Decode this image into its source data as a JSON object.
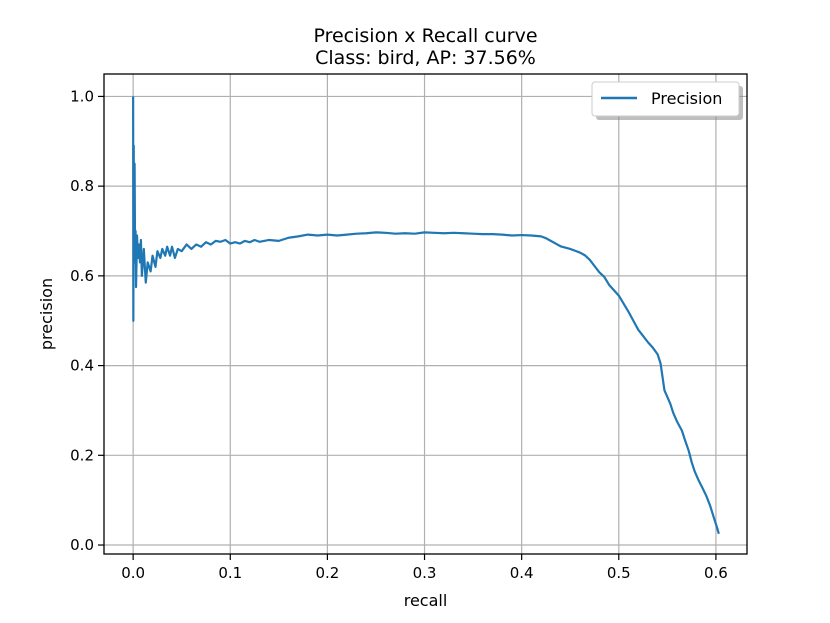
{
  "chart_data": {
    "type": "line",
    "title": "Precision x Recall curve",
    "subtitle": "Class: bird, AP: 37.56%",
    "xlabel": "recall",
    "ylabel": "precision",
    "xlim": [
      -0.03,
      0.632
    ],
    "ylim": [
      -0.02,
      1.05
    ],
    "xticks": [
      0.0,
      0.1,
      0.2,
      0.3,
      0.4,
      0.5,
      0.6
    ],
    "xtick_labels": [
      "0.0",
      "0.1",
      "0.2",
      "0.3",
      "0.4",
      "0.5",
      "0.6"
    ],
    "yticks": [
      0.0,
      0.2,
      0.4,
      0.6,
      0.8,
      1.0
    ],
    "ytick_labels": [
      "0.0",
      "0.2",
      "0.4",
      "0.6",
      "0.8",
      "1.0"
    ],
    "grid": true,
    "legend_position": "top-right",
    "series": [
      {
        "name": "Precision",
        "color": "#1f77b4",
        "points": [
          [
            0.0,
            1.0
          ],
          [
            0.0002,
            0.5
          ],
          [
            0.0006,
            0.89
          ],
          [
            0.001,
            0.63
          ],
          [
            0.0015,
            0.85
          ],
          [
            0.002,
            0.64
          ],
          [
            0.0025,
            0.7
          ],
          [
            0.003,
            0.575
          ],
          [
            0.004,
            0.69
          ],
          [
            0.005,
            0.64
          ],
          [
            0.006,
            0.67
          ],
          [
            0.007,
            0.63
          ],
          [
            0.008,
            0.68
          ],
          [
            0.009,
            0.6
          ],
          [
            0.011,
            0.66
          ],
          [
            0.013,
            0.585
          ],
          [
            0.015,
            0.63
          ],
          [
            0.018,
            0.61
          ],
          [
            0.02,
            0.645
          ],
          [
            0.023,
            0.62
          ],
          [
            0.025,
            0.655
          ],
          [
            0.028,
            0.64
          ],
          [
            0.03,
            0.66
          ],
          [
            0.033,
            0.645
          ],
          [
            0.035,
            0.665
          ],
          [
            0.038,
            0.645
          ],
          [
            0.04,
            0.665
          ],
          [
            0.043,
            0.64
          ],
          [
            0.046,
            0.66
          ],
          [
            0.05,
            0.655
          ],
          [
            0.055,
            0.67
          ],
          [
            0.06,
            0.66
          ],
          [
            0.065,
            0.67
          ],
          [
            0.07,
            0.665
          ],
          [
            0.075,
            0.675
          ],
          [
            0.08,
            0.67
          ],
          [
            0.085,
            0.678
          ],
          [
            0.09,
            0.676
          ],
          [
            0.095,
            0.68
          ],
          [
            0.1,
            0.672
          ],
          [
            0.105,
            0.675
          ],
          [
            0.11,
            0.672
          ],
          [
            0.115,
            0.678
          ],
          [
            0.12,
            0.675
          ],
          [
            0.125,
            0.68
          ],
          [
            0.13,
            0.676
          ],
          [
            0.14,
            0.68
          ],
          [
            0.15,
            0.678
          ],
          [
            0.16,
            0.685
          ],
          [
            0.17,
            0.688
          ],
          [
            0.18,
            0.692
          ],
          [
            0.19,
            0.69
          ],
          [
            0.2,
            0.692
          ],
          [
            0.21,
            0.69
          ],
          [
            0.22,
            0.692
          ],
          [
            0.23,
            0.694
          ],
          [
            0.24,
            0.695
          ],
          [
            0.25,
            0.697
          ],
          [
            0.26,
            0.696
          ],
          [
            0.27,
            0.694
          ],
          [
            0.28,
            0.695
          ],
          [
            0.29,
            0.694
          ],
          [
            0.3,
            0.697
          ],
          [
            0.31,
            0.696
          ],
          [
            0.32,
            0.695
          ],
          [
            0.33,
            0.696
          ],
          [
            0.34,
            0.695
          ],
          [
            0.35,
            0.694
          ],
          [
            0.36,
            0.693
          ],
          [
            0.37,
            0.693
          ],
          [
            0.38,
            0.692
          ],
          [
            0.39,
            0.69
          ],
          [
            0.4,
            0.691
          ],
          [
            0.41,
            0.69
          ],
          [
            0.42,
            0.688
          ],
          [
            0.425,
            0.684
          ],
          [
            0.43,
            0.678
          ],
          [
            0.435,
            0.672
          ],
          [
            0.44,
            0.666
          ],
          [
            0.45,
            0.66
          ],
          [
            0.455,
            0.656
          ],
          [
            0.46,
            0.652
          ],
          [
            0.465,
            0.646
          ],
          [
            0.47,
            0.636
          ],
          [
            0.475,
            0.622
          ],
          [
            0.48,
            0.608
          ],
          [
            0.485,
            0.598
          ],
          [
            0.49,
            0.58
          ],
          [
            0.495,
            0.568
          ],
          [
            0.5,
            0.556
          ],
          [
            0.505,
            0.538
          ],
          [
            0.51,
            0.52
          ],
          [
            0.515,
            0.5
          ],
          [
            0.52,
            0.48
          ],
          [
            0.525,
            0.466
          ],
          [
            0.53,
            0.452
          ],
          [
            0.535,
            0.44
          ],
          [
            0.54,
            0.425
          ],
          [
            0.543,
            0.405
          ],
          [
            0.545,
            0.375
          ],
          [
            0.547,
            0.345
          ],
          [
            0.55,
            0.33
          ],
          [
            0.553,
            0.315
          ],
          [
            0.556,
            0.295
          ],
          [
            0.56,
            0.275
          ],
          [
            0.565,
            0.255
          ],
          [
            0.568,
            0.235
          ],
          [
            0.572,
            0.21
          ],
          [
            0.575,
            0.185
          ],
          [
            0.578,
            0.165
          ],
          [
            0.582,
            0.145
          ],
          [
            0.586,
            0.128
          ],
          [
            0.59,
            0.11
          ],
          [
            0.594,
            0.088
          ],
          [
            0.598,
            0.06
          ],
          [
            0.601,
            0.04
          ],
          [
            0.603,
            0.025
          ]
        ]
      }
    ]
  }
}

--- PROBLEM DESCRIPTION ---
Copy the data exactly. Any picture it contains is to be omitted.

--- EXERCISE OUTPUT ---
Decode this image into its source data as a JSON object.
{
  "chart_data": {
    "type": "line",
    "title": "Precision x Recall curve",
    "subtitle": "Class: bird, AP: 37.56%",
    "xlabel": "recall",
    "ylabel": "precision",
    "xlim": [
      -0.03,
      0.632
    ],
    "ylim": [
      -0.02,
      1.05
    ],
    "xticks": [
      0.0,
      0.1,
      0.2,
      0.3,
      0.4,
      0.5,
      0.6
    ],
    "xtick_labels": [
      "0.0",
      "0.1",
      "0.2",
      "0.3",
      "0.4",
      "0.5",
      "0.6"
    ],
    "yticks": [
      0.0,
      0.2,
      0.4,
      0.6,
      0.8,
      1.0
    ],
    "ytick_labels": [
      "0.0",
      "0.2",
      "0.4",
      "0.6",
      "0.8",
      "1.0"
    ],
    "grid": true,
    "legend_position": "top-right",
    "series": [
      {
        "name": "Precision",
        "color": "#1f77b4",
        "points": [
          [
            0.0,
            1.0
          ],
          [
            0.0002,
            0.5
          ],
          [
            0.0006,
            0.89
          ],
          [
            0.001,
            0.63
          ],
          [
            0.0015,
            0.85
          ],
          [
            0.002,
            0.64
          ],
          [
            0.0025,
            0.7
          ],
          [
            0.003,
            0.575
          ],
          [
            0.004,
            0.69
          ],
          [
            0.005,
            0.64
          ],
          [
            0.006,
            0.67
          ],
          [
            0.007,
            0.63
          ],
          [
            0.008,
            0.68
          ],
          [
            0.009,
            0.6
          ],
          [
            0.011,
            0.66
          ],
          [
            0.013,
            0.585
          ],
          [
            0.015,
            0.63
          ],
          [
            0.018,
            0.61
          ],
          [
            0.02,
            0.645
          ],
          [
            0.023,
            0.62
          ],
          [
            0.025,
            0.655
          ],
          [
            0.028,
            0.64
          ],
          [
            0.03,
            0.66
          ],
          [
            0.033,
            0.645
          ],
          [
            0.035,
            0.665
          ],
          [
            0.038,
            0.645
          ],
          [
            0.04,
            0.665
          ],
          [
            0.043,
            0.64
          ],
          [
            0.046,
            0.66
          ],
          [
            0.05,
            0.655
          ],
          [
            0.055,
            0.67
          ],
          [
            0.06,
            0.66
          ],
          [
            0.065,
            0.67
          ],
          [
            0.07,
            0.665
          ],
          [
            0.075,
            0.675
          ],
          [
            0.08,
            0.67
          ],
          [
            0.085,
            0.678
          ],
          [
            0.09,
            0.676
          ],
          [
            0.095,
            0.68
          ],
          [
            0.1,
            0.672
          ],
          [
            0.105,
            0.675
          ],
          [
            0.11,
            0.672
          ],
          [
            0.115,
            0.678
          ],
          [
            0.12,
            0.675
          ],
          [
            0.125,
            0.68
          ],
          [
            0.13,
            0.676
          ],
          [
            0.14,
            0.68
          ],
          [
            0.15,
            0.678
          ],
          [
            0.16,
            0.685
          ],
          [
            0.17,
            0.688
          ],
          [
            0.18,
            0.692
          ],
          [
            0.19,
            0.69
          ],
          [
            0.2,
            0.692
          ],
          [
            0.21,
            0.69
          ],
          [
            0.22,
            0.692
          ],
          [
            0.23,
            0.694
          ],
          [
            0.24,
            0.695
          ],
          [
            0.25,
            0.697
          ],
          [
            0.26,
            0.696
          ],
          [
            0.27,
            0.694
          ],
          [
            0.28,
            0.695
          ],
          [
            0.29,
            0.694
          ],
          [
            0.3,
            0.697
          ],
          [
            0.31,
            0.696
          ],
          [
            0.32,
            0.695
          ],
          [
            0.33,
            0.696
          ],
          [
            0.34,
            0.695
          ],
          [
            0.35,
            0.694
          ],
          [
            0.36,
            0.693
          ],
          [
            0.37,
            0.693
          ],
          [
            0.38,
            0.692
          ],
          [
            0.39,
            0.69
          ],
          [
            0.4,
            0.691
          ],
          [
            0.41,
            0.69
          ],
          [
            0.42,
            0.688
          ],
          [
            0.425,
            0.684
          ],
          [
            0.43,
            0.678
          ],
          [
            0.435,
            0.672
          ],
          [
            0.44,
            0.666
          ],
          [
            0.45,
            0.66
          ],
          [
            0.455,
            0.656
          ],
          [
            0.46,
            0.652
          ],
          [
            0.465,
            0.646
          ],
          [
            0.47,
            0.636
          ],
          [
            0.475,
            0.622
          ],
          [
            0.48,
            0.608
          ],
          [
            0.485,
            0.598
          ],
          [
            0.49,
            0.58
          ],
          [
            0.495,
            0.568
          ],
          [
            0.5,
            0.556
          ],
          [
            0.505,
            0.538
          ],
          [
            0.51,
            0.52
          ],
          [
            0.515,
            0.5
          ],
          [
            0.52,
            0.48
          ],
          [
            0.525,
            0.466
          ],
          [
            0.53,
            0.452
          ],
          [
            0.535,
            0.44
          ],
          [
            0.54,
            0.425
          ],
          [
            0.543,
            0.405
          ],
          [
            0.545,
            0.375
          ],
          [
            0.547,
            0.345
          ],
          [
            0.55,
            0.33
          ],
          [
            0.553,
            0.315
          ],
          [
            0.556,
            0.295
          ],
          [
            0.56,
            0.275
          ],
          [
            0.565,
            0.255
          ],
          [
            0.568,
            0.235
          ],
          [
            0.572,
            0.21
          ],
          [
            0.575,
            0.185
          ],
          [
            0.578,
            0.165
          ],
          [
            0.582,
            0.145
          ],
          [
            0.586,
            0.128
          ],
          [
            0.59,
            0.11
          ],
          [
            0.594,
            0.088
          ],
          [
            0.598,
            0.06
          ],
          [
            0.601,
            0.04
          ],
          [
            0.603,
            0.025
          ]
        ]
      }
    ]
  }
}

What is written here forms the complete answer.